Keep only the lines of the data below that contain "Setting", and copy them.
===== PROVIDED MATERIAL =====
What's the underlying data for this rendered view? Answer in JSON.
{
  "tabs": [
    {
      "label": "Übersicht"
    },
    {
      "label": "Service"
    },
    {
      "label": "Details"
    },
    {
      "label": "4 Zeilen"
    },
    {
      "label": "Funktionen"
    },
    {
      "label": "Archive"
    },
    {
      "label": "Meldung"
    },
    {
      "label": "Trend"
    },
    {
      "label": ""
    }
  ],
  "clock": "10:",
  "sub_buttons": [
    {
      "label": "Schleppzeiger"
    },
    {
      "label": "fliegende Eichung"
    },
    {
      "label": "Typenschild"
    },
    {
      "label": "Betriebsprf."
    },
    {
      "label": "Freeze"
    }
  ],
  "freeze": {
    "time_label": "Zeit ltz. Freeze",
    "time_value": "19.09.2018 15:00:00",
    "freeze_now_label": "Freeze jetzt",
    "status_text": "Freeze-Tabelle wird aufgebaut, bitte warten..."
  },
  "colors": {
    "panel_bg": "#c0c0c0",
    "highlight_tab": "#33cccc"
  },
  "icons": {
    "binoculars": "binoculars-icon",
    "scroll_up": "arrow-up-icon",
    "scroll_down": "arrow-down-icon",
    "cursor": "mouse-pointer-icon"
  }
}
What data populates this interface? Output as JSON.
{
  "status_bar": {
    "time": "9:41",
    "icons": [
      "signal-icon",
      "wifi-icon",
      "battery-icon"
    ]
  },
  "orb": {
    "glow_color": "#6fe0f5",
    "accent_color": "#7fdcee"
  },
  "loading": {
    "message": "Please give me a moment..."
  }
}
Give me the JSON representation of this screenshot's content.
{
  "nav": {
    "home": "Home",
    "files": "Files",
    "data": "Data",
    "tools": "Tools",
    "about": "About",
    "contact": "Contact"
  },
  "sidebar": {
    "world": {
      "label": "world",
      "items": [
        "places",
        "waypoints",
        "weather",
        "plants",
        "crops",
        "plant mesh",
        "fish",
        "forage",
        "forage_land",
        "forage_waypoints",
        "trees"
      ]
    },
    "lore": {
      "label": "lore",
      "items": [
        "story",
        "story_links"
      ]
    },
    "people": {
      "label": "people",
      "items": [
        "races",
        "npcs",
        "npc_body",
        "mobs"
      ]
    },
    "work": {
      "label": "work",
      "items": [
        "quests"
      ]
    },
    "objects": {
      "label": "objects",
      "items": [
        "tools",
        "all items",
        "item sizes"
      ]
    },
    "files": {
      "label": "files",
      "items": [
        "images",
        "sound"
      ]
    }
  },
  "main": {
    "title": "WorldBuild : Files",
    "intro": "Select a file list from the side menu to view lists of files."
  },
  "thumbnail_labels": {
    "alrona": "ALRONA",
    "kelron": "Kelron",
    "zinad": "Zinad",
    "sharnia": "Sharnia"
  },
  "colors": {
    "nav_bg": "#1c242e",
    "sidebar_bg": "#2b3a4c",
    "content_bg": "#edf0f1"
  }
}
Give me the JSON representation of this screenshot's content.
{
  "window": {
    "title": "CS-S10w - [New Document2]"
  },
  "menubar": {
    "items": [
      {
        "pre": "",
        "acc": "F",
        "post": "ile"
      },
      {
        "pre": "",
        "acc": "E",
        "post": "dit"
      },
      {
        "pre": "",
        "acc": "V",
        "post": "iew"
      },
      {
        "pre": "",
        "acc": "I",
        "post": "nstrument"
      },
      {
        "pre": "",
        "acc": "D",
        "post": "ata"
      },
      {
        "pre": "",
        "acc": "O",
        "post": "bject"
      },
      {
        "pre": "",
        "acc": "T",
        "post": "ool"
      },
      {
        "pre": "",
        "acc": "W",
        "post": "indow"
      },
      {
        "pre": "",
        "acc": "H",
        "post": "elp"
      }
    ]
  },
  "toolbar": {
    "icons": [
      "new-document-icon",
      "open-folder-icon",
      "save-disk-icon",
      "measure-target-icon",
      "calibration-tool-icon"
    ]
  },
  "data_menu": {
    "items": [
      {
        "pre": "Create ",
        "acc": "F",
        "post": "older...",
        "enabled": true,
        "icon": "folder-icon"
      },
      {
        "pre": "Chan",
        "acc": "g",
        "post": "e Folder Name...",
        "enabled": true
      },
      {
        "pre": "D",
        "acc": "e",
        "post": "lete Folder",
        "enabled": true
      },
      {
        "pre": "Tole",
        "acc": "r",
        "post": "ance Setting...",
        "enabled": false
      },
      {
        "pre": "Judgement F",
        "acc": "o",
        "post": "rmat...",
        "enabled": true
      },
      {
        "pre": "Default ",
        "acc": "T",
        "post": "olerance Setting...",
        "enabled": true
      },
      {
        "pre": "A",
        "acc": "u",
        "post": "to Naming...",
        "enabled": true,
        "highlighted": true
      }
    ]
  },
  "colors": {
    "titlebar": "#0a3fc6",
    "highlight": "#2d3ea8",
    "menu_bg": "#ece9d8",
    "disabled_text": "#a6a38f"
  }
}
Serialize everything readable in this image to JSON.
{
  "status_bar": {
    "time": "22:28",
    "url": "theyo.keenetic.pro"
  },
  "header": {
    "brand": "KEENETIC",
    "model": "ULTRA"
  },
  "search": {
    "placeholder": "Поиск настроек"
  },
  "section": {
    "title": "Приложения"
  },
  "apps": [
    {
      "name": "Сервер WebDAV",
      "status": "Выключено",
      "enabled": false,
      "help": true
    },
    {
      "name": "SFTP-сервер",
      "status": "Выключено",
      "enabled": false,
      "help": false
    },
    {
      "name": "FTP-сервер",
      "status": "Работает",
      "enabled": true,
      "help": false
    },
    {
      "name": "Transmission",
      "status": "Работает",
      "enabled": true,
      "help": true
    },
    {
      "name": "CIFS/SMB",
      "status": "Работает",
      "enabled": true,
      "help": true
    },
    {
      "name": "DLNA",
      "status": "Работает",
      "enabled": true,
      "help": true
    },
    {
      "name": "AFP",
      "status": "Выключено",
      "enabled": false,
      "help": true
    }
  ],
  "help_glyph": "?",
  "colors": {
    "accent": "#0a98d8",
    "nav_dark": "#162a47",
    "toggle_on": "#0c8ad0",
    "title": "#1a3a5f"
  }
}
=====
CORRECT RESPONSE:
        "post": "ance Setting...",
        "post": "olerance Setting...",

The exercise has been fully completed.